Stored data
####################

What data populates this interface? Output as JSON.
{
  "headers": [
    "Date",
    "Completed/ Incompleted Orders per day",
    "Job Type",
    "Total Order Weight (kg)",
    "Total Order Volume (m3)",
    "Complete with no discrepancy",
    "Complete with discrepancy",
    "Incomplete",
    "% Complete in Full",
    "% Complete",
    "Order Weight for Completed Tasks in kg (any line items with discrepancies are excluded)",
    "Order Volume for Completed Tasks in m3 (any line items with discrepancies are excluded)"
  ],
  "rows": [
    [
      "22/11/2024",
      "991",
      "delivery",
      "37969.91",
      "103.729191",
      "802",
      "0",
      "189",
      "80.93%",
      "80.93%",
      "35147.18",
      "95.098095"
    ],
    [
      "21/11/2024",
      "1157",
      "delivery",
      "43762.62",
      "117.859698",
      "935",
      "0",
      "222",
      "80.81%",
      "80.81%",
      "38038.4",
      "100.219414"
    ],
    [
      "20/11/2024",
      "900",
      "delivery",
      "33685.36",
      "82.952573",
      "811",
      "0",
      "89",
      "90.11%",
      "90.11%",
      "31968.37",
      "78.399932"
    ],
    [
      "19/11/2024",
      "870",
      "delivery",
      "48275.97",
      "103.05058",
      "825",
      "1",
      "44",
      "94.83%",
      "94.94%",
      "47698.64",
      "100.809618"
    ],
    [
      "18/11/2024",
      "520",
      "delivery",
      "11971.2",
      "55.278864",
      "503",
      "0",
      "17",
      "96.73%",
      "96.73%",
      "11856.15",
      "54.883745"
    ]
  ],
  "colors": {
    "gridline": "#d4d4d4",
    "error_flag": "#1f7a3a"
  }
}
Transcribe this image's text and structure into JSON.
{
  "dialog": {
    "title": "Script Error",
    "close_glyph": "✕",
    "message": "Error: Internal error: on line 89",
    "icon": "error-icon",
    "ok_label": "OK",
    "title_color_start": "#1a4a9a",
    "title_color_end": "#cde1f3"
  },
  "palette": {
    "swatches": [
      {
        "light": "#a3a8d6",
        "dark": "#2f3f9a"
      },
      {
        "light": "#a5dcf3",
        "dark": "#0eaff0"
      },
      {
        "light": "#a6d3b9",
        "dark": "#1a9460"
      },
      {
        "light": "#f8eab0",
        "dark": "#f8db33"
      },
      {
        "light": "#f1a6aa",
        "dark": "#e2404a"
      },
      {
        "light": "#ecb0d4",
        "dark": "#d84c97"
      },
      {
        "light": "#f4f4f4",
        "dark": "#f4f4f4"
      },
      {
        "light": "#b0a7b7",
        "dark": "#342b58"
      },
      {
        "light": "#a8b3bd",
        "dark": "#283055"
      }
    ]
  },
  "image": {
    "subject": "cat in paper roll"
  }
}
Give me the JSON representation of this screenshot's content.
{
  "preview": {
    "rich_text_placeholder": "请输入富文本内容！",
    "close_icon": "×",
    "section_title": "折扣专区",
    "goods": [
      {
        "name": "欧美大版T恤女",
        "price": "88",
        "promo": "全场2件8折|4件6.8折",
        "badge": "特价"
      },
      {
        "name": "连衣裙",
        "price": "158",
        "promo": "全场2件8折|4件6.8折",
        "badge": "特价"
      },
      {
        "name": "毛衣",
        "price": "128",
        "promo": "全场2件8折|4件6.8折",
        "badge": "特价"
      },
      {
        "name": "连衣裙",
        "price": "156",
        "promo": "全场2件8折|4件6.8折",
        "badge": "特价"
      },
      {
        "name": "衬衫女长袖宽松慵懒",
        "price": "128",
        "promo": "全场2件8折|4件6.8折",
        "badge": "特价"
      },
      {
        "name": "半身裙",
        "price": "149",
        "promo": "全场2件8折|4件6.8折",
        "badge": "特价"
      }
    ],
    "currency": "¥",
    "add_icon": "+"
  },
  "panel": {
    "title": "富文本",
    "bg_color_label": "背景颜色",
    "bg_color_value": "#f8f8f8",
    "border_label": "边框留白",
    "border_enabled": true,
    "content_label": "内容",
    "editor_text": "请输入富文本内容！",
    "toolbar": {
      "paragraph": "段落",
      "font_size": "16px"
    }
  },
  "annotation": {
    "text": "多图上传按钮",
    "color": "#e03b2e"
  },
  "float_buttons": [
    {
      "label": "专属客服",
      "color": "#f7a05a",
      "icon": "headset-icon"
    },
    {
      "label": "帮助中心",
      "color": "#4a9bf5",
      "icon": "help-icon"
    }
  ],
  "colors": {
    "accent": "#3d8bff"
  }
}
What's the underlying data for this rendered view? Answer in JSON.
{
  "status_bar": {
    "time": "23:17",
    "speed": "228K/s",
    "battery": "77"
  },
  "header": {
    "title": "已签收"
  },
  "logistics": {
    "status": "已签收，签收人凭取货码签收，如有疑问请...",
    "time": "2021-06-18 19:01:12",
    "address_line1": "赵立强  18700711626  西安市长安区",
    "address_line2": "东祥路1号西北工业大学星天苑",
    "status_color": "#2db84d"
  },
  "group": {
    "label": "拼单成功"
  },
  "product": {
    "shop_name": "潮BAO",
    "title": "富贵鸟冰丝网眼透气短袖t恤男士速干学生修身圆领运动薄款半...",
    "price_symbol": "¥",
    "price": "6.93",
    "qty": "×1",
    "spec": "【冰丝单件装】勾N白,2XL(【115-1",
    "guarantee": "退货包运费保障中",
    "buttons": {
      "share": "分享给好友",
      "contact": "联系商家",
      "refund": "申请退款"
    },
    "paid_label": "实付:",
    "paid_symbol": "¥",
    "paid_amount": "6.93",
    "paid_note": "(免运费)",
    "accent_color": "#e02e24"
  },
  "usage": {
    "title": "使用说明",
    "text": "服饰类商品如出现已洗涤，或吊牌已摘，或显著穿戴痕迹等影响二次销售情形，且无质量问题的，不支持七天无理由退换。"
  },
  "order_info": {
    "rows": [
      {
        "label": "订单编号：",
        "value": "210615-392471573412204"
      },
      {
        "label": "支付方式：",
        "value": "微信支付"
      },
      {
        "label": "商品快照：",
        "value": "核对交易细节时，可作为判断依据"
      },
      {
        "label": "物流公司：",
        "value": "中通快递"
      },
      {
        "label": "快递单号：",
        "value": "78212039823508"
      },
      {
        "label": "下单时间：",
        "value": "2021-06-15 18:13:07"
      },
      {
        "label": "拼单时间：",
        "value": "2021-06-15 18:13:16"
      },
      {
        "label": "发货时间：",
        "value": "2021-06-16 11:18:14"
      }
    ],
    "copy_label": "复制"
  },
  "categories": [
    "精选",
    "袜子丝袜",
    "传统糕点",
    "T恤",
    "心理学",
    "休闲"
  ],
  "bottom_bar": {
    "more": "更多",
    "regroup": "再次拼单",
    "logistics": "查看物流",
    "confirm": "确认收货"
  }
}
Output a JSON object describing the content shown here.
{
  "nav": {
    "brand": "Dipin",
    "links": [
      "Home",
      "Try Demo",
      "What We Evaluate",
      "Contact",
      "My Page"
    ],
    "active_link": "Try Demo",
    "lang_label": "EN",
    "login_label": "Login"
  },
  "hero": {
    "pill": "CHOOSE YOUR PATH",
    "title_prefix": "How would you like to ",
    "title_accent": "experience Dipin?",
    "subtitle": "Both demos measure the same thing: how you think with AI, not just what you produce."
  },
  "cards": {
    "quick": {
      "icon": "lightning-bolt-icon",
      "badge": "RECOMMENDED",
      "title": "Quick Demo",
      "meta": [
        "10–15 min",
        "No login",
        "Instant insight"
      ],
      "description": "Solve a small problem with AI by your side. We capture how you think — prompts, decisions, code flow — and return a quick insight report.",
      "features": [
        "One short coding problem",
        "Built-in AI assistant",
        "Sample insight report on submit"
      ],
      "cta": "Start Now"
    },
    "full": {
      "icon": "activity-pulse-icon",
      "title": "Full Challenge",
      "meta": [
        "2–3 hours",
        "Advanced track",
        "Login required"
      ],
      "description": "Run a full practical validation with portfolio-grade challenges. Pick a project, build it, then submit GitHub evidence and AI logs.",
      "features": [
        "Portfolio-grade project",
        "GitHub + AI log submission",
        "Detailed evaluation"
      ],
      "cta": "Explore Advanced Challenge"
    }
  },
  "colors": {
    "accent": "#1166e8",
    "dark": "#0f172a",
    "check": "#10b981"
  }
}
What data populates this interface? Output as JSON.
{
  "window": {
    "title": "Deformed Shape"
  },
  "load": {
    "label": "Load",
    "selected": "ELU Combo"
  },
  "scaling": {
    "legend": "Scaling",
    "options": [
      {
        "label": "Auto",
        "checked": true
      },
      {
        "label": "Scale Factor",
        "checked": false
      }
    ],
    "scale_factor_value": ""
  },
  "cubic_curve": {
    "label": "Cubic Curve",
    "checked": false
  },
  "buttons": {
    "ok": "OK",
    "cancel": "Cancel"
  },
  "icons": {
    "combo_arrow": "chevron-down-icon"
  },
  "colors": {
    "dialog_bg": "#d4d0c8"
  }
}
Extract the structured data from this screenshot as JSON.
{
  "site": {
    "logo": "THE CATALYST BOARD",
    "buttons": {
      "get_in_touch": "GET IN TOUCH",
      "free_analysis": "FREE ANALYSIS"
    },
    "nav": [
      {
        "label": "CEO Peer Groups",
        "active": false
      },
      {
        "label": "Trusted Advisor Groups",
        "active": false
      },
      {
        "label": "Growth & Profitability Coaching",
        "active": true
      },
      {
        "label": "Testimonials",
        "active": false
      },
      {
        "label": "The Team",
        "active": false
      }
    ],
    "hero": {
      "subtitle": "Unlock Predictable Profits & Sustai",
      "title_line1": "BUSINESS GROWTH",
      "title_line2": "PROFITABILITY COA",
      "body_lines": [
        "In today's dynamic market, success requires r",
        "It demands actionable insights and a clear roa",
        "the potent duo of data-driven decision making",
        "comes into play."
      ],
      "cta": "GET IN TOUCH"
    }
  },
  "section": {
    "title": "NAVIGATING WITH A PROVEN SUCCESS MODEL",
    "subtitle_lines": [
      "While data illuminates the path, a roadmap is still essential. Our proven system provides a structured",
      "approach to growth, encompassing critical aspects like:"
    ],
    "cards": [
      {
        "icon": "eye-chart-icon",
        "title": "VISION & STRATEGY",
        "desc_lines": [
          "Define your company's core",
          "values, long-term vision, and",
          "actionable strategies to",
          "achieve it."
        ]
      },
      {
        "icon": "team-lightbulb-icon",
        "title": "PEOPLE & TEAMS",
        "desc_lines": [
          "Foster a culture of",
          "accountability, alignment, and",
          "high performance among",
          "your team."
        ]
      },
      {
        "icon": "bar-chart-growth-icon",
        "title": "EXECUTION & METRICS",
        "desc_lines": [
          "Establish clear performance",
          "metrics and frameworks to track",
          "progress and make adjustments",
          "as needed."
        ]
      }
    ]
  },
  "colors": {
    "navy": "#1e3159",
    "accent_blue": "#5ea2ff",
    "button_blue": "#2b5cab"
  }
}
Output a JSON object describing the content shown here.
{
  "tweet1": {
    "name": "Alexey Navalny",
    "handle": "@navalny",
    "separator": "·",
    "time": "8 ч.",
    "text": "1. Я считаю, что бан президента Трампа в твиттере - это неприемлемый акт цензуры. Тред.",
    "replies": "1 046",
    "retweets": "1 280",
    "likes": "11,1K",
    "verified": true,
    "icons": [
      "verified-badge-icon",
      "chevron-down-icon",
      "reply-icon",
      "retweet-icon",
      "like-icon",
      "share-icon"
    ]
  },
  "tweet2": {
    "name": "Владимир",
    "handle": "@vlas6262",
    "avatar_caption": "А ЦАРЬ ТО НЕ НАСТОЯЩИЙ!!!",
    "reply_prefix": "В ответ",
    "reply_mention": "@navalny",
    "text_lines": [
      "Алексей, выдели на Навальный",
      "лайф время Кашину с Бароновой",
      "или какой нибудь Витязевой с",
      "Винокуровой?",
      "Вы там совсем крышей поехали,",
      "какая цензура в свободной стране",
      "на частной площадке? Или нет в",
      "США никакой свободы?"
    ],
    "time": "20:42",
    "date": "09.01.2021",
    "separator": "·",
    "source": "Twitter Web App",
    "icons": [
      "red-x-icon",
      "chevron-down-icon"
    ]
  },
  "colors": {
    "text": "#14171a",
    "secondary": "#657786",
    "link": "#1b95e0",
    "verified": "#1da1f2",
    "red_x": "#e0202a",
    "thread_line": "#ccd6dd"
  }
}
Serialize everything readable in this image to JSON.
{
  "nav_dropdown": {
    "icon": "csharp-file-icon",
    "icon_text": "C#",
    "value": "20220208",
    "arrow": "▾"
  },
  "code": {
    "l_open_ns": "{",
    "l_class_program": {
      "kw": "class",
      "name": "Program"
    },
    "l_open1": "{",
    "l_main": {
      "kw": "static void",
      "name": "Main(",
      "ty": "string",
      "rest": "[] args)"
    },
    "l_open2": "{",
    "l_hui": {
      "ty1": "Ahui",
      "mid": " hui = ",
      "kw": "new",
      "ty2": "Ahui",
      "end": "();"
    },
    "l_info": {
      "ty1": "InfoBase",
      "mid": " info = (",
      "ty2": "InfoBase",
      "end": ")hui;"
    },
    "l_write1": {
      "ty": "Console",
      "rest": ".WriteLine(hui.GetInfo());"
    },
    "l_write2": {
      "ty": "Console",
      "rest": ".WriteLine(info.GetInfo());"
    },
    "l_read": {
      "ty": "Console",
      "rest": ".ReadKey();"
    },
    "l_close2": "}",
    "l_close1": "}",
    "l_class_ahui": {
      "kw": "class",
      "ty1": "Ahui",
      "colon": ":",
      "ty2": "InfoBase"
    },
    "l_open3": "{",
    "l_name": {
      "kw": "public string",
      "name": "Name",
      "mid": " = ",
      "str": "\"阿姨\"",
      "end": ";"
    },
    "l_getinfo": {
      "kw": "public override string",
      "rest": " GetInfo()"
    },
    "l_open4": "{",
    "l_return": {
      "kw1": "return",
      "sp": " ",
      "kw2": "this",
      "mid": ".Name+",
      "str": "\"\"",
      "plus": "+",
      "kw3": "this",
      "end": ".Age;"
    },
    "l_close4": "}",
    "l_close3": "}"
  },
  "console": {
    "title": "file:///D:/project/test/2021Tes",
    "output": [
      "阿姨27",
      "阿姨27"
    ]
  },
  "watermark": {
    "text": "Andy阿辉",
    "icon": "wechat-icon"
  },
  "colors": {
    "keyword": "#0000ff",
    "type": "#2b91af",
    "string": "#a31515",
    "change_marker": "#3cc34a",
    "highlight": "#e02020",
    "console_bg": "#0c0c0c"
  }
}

####################

■ **Directions for this task**
Find the word "TOUCH" in the data and show each line that holds it.

■ **Correct answer**
      "get_in_touch": "GET IN TOUCH",
      "cta": "GET IN TOUCH"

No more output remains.